*PROBLEM DETAILS*. From the entries below, list each line with "Insert".

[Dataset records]
┌────────
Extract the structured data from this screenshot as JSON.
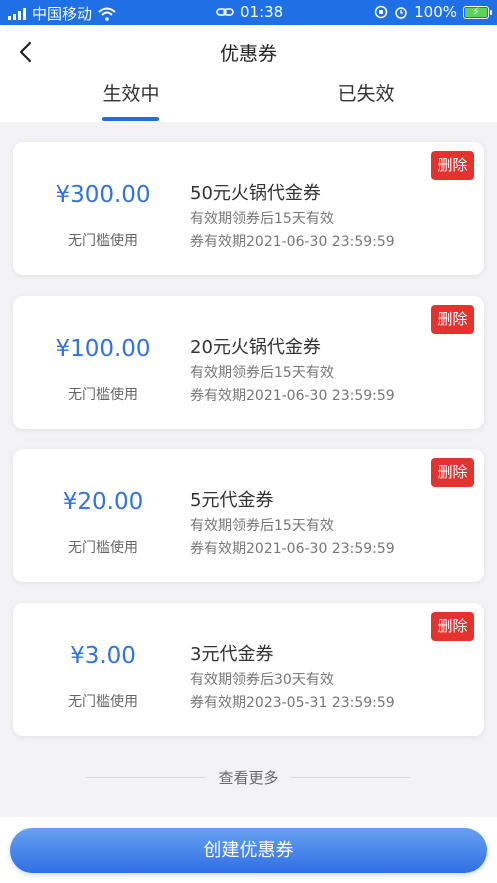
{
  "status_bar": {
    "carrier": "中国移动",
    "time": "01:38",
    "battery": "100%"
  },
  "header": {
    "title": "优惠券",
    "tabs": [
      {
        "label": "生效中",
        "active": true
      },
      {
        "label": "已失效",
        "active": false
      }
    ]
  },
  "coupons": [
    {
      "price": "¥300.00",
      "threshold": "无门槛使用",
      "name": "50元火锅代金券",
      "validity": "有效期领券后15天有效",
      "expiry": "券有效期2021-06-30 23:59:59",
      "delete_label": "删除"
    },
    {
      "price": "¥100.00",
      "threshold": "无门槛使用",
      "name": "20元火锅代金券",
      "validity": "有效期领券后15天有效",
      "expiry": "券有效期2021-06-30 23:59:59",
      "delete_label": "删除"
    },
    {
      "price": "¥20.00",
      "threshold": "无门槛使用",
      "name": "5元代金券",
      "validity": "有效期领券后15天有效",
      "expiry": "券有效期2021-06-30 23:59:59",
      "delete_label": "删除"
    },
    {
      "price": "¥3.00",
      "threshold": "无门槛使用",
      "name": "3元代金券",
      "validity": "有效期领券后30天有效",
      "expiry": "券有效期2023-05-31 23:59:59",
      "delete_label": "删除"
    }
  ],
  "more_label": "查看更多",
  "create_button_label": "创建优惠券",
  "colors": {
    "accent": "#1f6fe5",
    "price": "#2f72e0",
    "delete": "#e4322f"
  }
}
└────────
┌────────
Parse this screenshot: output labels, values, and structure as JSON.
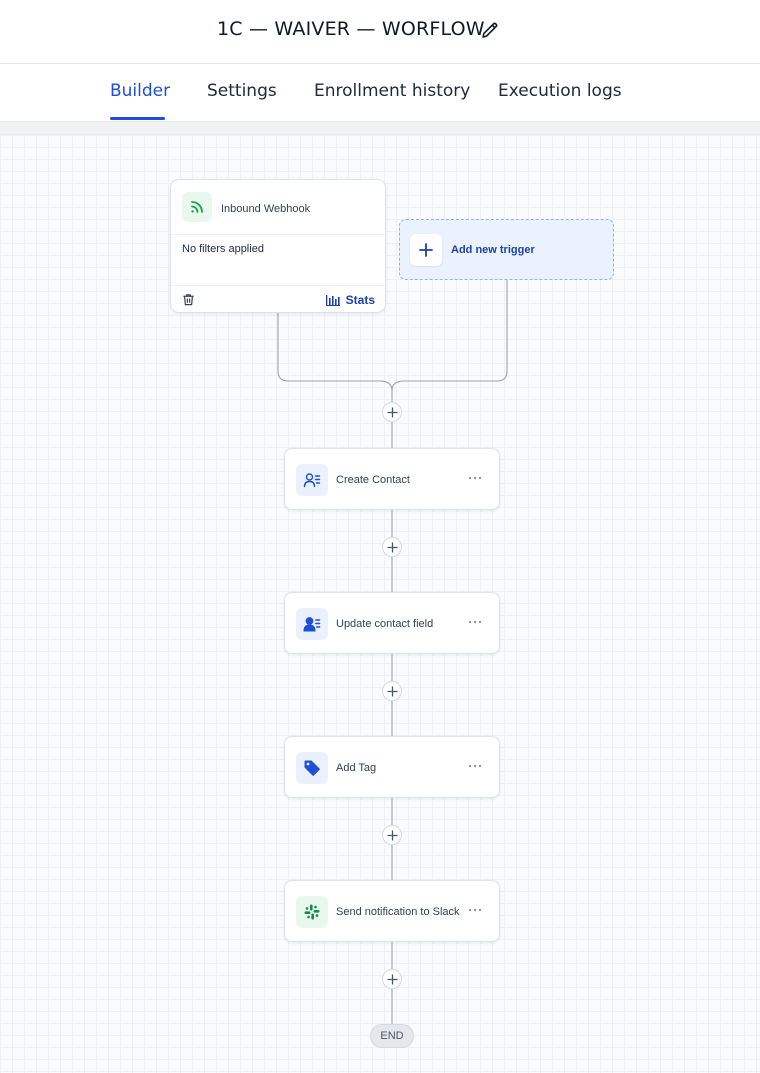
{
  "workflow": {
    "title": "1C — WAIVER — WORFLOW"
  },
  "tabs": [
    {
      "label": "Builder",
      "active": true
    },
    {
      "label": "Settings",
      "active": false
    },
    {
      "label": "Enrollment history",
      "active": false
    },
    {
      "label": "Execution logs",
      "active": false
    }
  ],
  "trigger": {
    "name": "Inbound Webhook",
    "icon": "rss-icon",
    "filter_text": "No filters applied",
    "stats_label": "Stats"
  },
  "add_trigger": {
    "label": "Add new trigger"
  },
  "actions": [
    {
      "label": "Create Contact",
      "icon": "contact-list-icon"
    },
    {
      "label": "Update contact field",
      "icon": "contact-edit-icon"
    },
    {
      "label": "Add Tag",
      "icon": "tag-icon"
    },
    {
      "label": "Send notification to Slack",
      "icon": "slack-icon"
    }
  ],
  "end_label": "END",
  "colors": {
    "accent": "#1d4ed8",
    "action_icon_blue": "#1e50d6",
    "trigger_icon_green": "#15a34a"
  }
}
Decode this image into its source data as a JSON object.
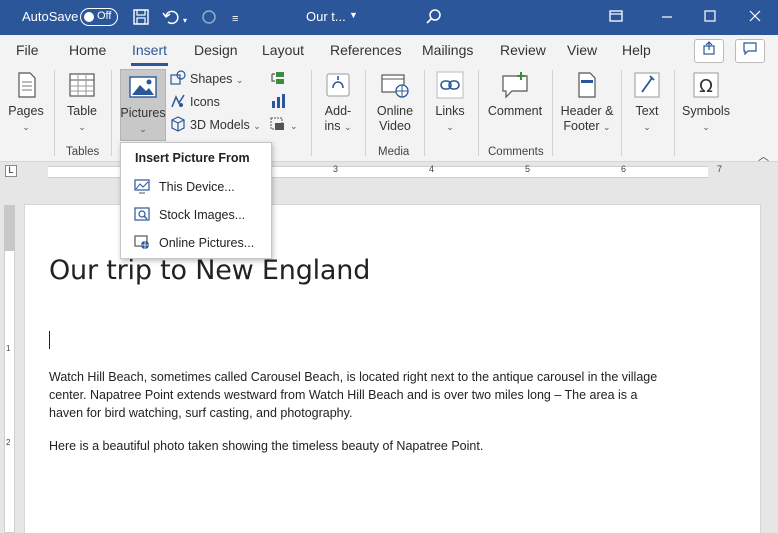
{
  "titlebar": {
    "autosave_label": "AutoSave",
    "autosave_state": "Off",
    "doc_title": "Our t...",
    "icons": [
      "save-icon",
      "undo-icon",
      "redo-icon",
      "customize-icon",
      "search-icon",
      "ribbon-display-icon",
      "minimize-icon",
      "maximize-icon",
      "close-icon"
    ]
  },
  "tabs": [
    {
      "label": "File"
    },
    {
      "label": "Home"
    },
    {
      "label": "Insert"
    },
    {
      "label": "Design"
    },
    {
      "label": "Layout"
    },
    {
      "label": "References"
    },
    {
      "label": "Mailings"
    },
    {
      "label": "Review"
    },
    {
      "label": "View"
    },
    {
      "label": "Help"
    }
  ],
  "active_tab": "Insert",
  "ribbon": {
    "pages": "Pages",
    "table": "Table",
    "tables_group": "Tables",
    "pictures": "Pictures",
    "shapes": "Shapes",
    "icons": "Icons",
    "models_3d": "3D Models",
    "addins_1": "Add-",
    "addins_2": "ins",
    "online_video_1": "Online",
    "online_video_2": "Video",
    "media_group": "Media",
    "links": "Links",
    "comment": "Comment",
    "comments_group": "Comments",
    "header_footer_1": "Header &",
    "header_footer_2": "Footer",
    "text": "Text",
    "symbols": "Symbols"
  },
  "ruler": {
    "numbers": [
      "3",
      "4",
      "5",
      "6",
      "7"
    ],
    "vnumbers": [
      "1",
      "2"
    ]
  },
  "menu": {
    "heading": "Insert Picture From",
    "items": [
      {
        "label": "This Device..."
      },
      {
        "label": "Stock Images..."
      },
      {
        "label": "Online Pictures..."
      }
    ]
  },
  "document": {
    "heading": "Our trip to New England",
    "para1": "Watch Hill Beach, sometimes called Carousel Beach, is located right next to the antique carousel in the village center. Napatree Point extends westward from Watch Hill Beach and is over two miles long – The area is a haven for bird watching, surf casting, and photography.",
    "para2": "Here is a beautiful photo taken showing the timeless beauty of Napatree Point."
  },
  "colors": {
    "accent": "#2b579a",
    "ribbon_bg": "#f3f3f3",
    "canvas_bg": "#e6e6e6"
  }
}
└────────
┌────────
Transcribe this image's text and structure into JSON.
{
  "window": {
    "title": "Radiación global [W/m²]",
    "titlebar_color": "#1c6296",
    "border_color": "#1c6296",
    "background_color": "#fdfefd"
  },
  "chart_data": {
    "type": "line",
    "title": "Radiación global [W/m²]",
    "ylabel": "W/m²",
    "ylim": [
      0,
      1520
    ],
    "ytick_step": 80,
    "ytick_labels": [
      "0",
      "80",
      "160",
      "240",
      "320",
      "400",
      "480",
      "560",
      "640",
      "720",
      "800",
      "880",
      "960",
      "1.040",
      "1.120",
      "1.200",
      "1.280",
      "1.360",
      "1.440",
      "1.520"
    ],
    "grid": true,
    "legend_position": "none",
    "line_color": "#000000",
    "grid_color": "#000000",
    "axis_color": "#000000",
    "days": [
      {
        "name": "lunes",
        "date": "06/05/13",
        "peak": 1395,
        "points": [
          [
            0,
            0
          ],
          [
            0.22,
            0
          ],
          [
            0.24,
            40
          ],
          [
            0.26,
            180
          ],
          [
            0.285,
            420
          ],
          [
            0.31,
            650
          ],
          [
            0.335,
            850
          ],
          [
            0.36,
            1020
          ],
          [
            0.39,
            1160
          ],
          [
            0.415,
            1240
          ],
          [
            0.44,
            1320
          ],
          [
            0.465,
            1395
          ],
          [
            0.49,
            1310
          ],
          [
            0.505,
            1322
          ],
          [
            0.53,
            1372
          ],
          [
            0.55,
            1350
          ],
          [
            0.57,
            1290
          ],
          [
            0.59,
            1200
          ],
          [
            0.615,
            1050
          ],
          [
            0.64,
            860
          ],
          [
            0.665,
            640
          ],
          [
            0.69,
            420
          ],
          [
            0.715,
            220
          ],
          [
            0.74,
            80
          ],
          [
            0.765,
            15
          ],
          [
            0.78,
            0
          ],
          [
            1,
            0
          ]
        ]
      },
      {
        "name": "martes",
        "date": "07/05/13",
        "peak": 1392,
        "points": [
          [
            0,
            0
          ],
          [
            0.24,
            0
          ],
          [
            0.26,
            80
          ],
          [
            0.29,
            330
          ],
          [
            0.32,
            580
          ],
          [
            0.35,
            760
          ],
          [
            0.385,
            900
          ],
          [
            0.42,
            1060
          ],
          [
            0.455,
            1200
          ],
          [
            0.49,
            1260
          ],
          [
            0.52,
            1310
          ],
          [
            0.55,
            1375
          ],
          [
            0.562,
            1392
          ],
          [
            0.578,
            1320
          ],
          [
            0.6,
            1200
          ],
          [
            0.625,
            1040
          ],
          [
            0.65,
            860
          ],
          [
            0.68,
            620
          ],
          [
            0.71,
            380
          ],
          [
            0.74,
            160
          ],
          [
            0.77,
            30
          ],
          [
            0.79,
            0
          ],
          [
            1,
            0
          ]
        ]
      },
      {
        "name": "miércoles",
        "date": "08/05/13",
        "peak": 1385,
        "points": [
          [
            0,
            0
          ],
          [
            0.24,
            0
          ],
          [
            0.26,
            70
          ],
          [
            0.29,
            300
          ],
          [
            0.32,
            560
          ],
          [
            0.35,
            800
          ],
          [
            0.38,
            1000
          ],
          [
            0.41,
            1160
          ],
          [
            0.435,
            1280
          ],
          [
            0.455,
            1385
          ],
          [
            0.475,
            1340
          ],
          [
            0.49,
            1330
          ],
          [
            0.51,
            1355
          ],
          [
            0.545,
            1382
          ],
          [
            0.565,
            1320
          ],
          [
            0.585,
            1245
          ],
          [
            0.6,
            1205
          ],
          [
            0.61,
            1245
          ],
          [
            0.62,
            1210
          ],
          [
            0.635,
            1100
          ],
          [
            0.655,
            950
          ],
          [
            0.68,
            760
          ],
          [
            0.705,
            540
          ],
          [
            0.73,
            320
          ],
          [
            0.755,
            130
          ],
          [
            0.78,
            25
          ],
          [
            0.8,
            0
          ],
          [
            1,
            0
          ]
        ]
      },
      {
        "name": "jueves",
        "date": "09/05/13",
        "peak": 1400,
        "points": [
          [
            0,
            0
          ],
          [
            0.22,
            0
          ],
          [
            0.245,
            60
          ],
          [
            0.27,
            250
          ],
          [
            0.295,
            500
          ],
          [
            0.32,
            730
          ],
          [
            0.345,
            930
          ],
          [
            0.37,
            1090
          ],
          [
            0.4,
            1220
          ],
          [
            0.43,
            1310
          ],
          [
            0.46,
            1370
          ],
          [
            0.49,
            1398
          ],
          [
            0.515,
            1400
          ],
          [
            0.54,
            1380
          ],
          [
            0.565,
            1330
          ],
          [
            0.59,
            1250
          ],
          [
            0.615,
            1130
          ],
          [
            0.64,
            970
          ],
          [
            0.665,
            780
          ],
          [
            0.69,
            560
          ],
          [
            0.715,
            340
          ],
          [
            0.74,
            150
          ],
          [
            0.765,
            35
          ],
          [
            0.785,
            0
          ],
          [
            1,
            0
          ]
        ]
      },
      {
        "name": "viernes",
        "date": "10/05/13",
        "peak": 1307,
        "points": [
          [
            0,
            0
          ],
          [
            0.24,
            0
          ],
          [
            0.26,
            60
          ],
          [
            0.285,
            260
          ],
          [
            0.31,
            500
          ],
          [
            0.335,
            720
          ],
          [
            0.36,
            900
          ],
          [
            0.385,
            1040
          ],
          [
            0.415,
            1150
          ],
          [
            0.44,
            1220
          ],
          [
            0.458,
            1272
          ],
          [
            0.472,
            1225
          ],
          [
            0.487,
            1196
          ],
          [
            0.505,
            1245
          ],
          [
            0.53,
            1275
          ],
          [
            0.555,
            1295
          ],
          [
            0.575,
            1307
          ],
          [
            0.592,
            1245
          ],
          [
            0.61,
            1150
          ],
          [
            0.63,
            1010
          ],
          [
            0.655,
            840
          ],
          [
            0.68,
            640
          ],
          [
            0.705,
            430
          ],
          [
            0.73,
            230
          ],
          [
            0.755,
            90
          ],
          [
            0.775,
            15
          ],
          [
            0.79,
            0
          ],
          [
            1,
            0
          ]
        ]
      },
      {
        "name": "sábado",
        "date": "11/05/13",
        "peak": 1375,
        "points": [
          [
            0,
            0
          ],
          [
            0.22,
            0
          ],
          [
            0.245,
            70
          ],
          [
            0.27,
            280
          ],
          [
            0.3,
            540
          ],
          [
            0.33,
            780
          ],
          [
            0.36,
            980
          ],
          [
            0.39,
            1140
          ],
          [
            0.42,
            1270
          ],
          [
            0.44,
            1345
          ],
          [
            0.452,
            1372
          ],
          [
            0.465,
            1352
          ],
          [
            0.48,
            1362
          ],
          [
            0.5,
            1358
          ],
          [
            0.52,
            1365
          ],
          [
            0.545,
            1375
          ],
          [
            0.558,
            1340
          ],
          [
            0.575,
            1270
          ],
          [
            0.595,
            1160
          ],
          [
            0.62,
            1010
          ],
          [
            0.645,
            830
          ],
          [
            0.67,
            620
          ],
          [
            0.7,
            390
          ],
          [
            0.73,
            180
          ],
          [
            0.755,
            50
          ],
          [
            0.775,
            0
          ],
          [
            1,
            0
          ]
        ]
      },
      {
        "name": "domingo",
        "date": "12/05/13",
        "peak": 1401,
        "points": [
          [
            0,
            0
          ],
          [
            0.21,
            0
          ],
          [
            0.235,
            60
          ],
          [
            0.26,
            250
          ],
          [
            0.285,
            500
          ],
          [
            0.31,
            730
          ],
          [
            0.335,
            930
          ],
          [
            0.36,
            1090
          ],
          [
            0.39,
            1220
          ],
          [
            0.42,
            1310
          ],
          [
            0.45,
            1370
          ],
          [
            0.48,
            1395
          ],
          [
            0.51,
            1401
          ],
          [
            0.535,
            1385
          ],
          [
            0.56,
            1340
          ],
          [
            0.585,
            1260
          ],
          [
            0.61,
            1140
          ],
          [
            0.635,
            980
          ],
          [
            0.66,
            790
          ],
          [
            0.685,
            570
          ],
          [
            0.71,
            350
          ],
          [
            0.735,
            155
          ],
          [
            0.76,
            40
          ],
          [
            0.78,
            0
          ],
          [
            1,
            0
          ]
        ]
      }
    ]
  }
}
└────────
*FULL OUTPUT*.
      "label": "Insert"
  "active_tab": "Insert",
    "heading": "Insert Picture From",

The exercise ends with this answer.